## 読む文章:

+--

テレビばかり見ていると、不安が募ってくる。少し前に、ニューヨークのことをニュースでやっていた。遺体を置く場所がなくて、冷凍のコンテナがブルックリンに設置された、と。
人が一人も歩いていない街が映し出された。
タクシーも走っていない。誰もいない街。
ニューヨークで出会った人たち、いまどうしているだろう。もしあのコンテナの中に知り合いが入っていたら、と想像して血の気が引いた。

人っ子ひとりいない街を一瞬垣間見て、なぜか懐かしくなり、またニューヨークに行ってみたいと思った。

ニューヨークに住む友人が心配になり、連絡をしてみる。お元気ですか。
携帯の世界時計を調べると、現地は夜中の2時だったけれど、だんだんそわそわしてきて、真夜中だけど送信してみる。彼なら起きている気もした。

当時大学生だったわたしは、殆ど海外へ出たことがなかった。大勢で一度韓国へ行って、それ以来。
ニューヨークへ当時武蔵美へ行っていた友達が交換留学で半年だか1年ほど行っていて、その子に会いにいけたらな、とぼんやり思い、同じ学校の友人へ何となしに話すと、
行動力のある彼女は、行こうよ!と言って、航空券を取り、宿を取り、全部やってくれ、あれよあれよ、といううちに行くことになった。

+--

## 提供資料:
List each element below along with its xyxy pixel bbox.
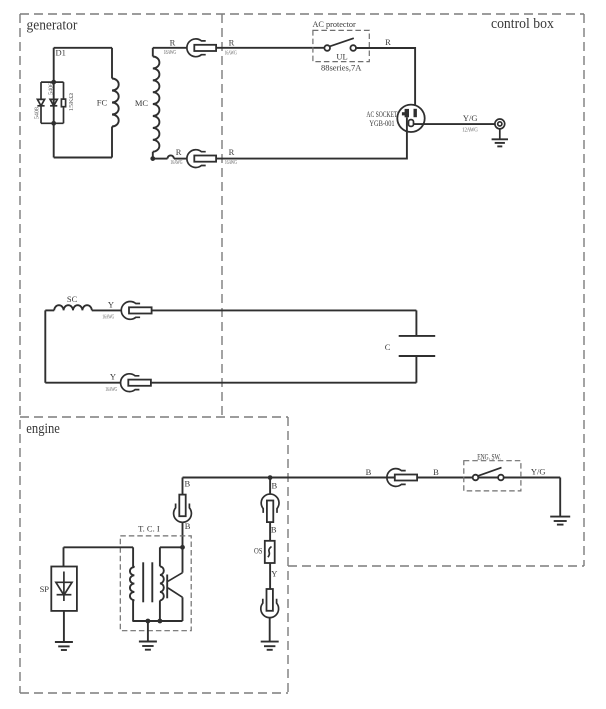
svg-text:R: R: [170, 37, 176, 47]
connector male blade: [194, 45, 216, 51]
coil MC: [152, 48, 154, 57]
svg-text:T. C. I: T. C. I: [138, 523, 160, 533]
switch UL: [324, 45, 330, 51]
svg-text:16AWG: 16AWG: [102, 314, 114, 321]
transformer primary: [132, 547, 134, 566]
svg-text:5406: 5406: [48, 83, 55, 95]
OS box: [265, 541, 275, 563]
generator box (dashed): [20, 13, 584, 15]
connector Y engine: [267, 589, 273, 611]
svg-text:YGB-001: YGB-001: [369, 118, 394, 128]
node MC bottom: [150, 156, 155, 161]
svg-text:15KΩ: 15KΩ: [68, 93, 75, 112]
engine box (dashed): [20, 416, 288, 418]
svg-text:control box: control box: [491, 16, 555, 32]
AC socket YGB-001: [397, 105, 424, 132]
svg-text:16AWG: 16AWG: [105, 386, 117, 393]
svg-text:ENG. SW.: ENG. SW.: [477, 451, 501, 461]
svg-text:Y: Y: [271, 569, 277, 579]
connector Y top: [121, 301, 140, 319]
svg-text:C: C: [385, 342, 391, 352]
OS ground: [261, 641, 279, 643]
engine switch ground: [550, 516, 570, 518]
socket bottom wire: [216, 117, 407, 158]
ground: [499, 129, 501, 140]
wire bars of diode network: [41, 81, 64, 83]
wire R to socket: [356, 48, 415, 117]
svg-text:B: B: [433, 467, 439, 477]
SP ground: [63, 611, 65, 642]
wire R to protector: [216, 47, 324, 49]
svg-text:16AWG: 16AWG: [225, 159, 237, 166]
TCI ground: [147, 621, 149, 642]
svg-text:16AWG: 16AWG: [170, 159, 182, 166]
svg-text:Y/G: Y/G: [463, 113, 478, 123]
diode 5406: [50, 99, 57, 105]
connector B engine: [387, 469, 406, 487]
svg-text:SP: SP: [40, 584, 50, 594]
svg-text:Y/G: Y/G: [531, 466, 546, 476]
node bottom: [51, 121, 56, 126]
connector Y bottom: [121, 374, 140, 392]
coil SC: [45, 309, 54, 311]
capacitor C: [415, 310, 417, 336]
connector bottom R: [187, 150, 206, 168]
svg-text:Y: Y: [108, 299, 114, 309]
diode 5408: [40, 82, 42, 99]
wire Y bottom: [45, 382, 120, 384]
connector (female arc): [187, 39, 206, 57]
resistor 15KΩ: [63, 82, 65, 99]
transformer secondary: [160, 546, 183, 548]
engine main wire: [183, 477, 561, 479]
svg-text:B: B: [271, 525, 277, 535]
svg-text:R: R: [229, 147, 235, 157]
svg-text:R: R: [229, 37, 235, 47]
wire R top: [153, 47, 187, 49]
svg-text:12AWG: 12AWG: [462, 127, 478, 134]
svg-text:OS: OS: [254, 545, 263, 555]
svg-text:R: R: [385, 37, 391, 47]
svg-text:FC: FC: [97, 97, 108, 107]
svg-text:D1: D1: [56, 48, 66, 58]
wire SP to TCI: [64, 546, 134, 548]
node engine: [268, 475, 273, 480]
TCI bottom wire: [132, 620, 182, 622]
wire Y/G to ground terminal: [414, 123, 495, 125]
ENG.SW box: [464, 461, 521, 491]
node top: [51, 80, 56, 85]
SP spark plug: [63, 547, 65, 566]
SC left wire: [44, 310, 46, 382]
coil FC: [112, 79, 119, 127]
ground terminal: [495, 119, 505, 129]
transformer core: [142, 562, 144, 602]
svg-text:generator: generator: [27, 17, 78, 33]
svg-text:Y: Y: [110, 372, 116, 382]
wire R bottom: [153, 158, 168, 160]
control box (dashed): [583, 14, 585, 566]
svg-text:88series,7A: 88series,7A: [321, 63, 362, 73]
node TCI top: [180, 545, 185, 550]
svg-text:18AWG: 18AWG: [164, 49, 177, 56]
svg-text:16AWG: 16AWG: [225, 50, 237, 57]
svg-text:B: B: [185, 478, 191, 488]
switch ENG: [473, 475, 479, 481]
svg-text:MC: MC: [135, 98, 149, 108]
T.C.I box: [120, 536, 191, 631]
svg-text:5408: 5408: [34, 107, 41, 119]
svg-text:UL: UL: [336, 51, 347, 61]
svg-text:R: R: [176, 147, 182, 157]
svg-text:engine: engine: [26, 421, 60, 437]
svg-text:B: B: [272, 480, 278, 490]
svg-text:AC protector: AC protector: [312, 19, 355, 29]
field coil loop wires: [54, 47, 112, 49]
svg-text:B: B: [185, 521, 191, 531]
svg-text:SC: SC: [67, 294, 78, 304]
AC protector box: [313, 30, 369, 61]
transistor: [166, 575, 168, 599]
svg-text:B: B: [366, 467, 372, 477]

+--

## 作業目標:
• 1. ニューヨークをめぐる文章のうち、「ニューヨークに住む友人が心配になり、連絡をしてみる。お元気ですか。」から「いううちに行くことになった。」までを、両端の語句も含めて一字一句違えずに打ち直してください。
• 2. ニューヨークをめぐる文章の最後の文に続けて、その先を書き継いでください。

## 順番どおりの解答:
• 1.
ニューヨークに住む友人が心配になり、連絡をしてみる。お元気ですか。
携帯の世界時計を調べると、現地は夜中の2時だったけれど、だんだんそわそわしてきて、真夜中だけど送信してみる。彼なら起きている気もした。

当時大学生だったわたしは、殆ど海外へ出たことがなかった。大勢で一度韓国へ行って、それ以来。
ニューヨークへ当時武蔵美へ行っていた友達が交換留学で半年だか1年ほど行っていて、その子に会いにいけたらな、とぼんやり思い、同じ学校の友人へ何となしに話すと、
行動力のある彼女は、行こうよ!と言って、航空券を取り、宿を取り、全部やってくれ、あれよあれよ、といううちに行くことになった。

• 2.
今思うと彼女がいないと実現しなかったかもしれない。その子に引っ張られるようにして、わたしも付いて行ったような感じ。

たしか羽田空港から行き、当時その友人と付き合いたての彼が空港までわざわざ来てくれた。付き合いはじめてすぐなのに、彼に少し申し訳ないなと思った。(のちに2人は結婚したのだけど。)

彼女はぎりぎりまで支度をして、殆ど寝ずに来たと言っていて、彼がいる時まで元気にしていたけど、飛行機に乗り、席に着いた瞬間に眠ってしまった。
飛行機に夜乗るのも初めてで、東京の夜景がとても綺麗で感動していたわたしは「綺麗だねえ」と浮かれ気分で彼女に話しかけたけど、返事は返って来なかった。

ニューヨークはとても賑やかな街だった。
体格の大きい人が沢山いて単純に驚いた。サイズ感が違う。色んな人種が世界にはいるのだなと単純なことを実感した。
ニューヨークはエネルギーの大きい街、とアメリカに住む知り合いから教わっていたけど、まさにそのような場所だった。
遅れてきたもうひとりの友人と合流して、3人で街を歩いた。
わたし以外はニューヨークに前の年も訪れていたらしく、地下鉄も街歩きも慣れたものだった。

わたしは近代美術館に行きたくて、2人は買い物に行きたいと言い、別行動になったりもした。ひとりで地下鉄に乗れるのかがどきどきしたけど、慣れれば簡単なものだった。iPhoneにニューヨークの地下鉄マップが入っていて、日本の路線検索みたいに、駅名を入れると乗り継ぎがでてくる。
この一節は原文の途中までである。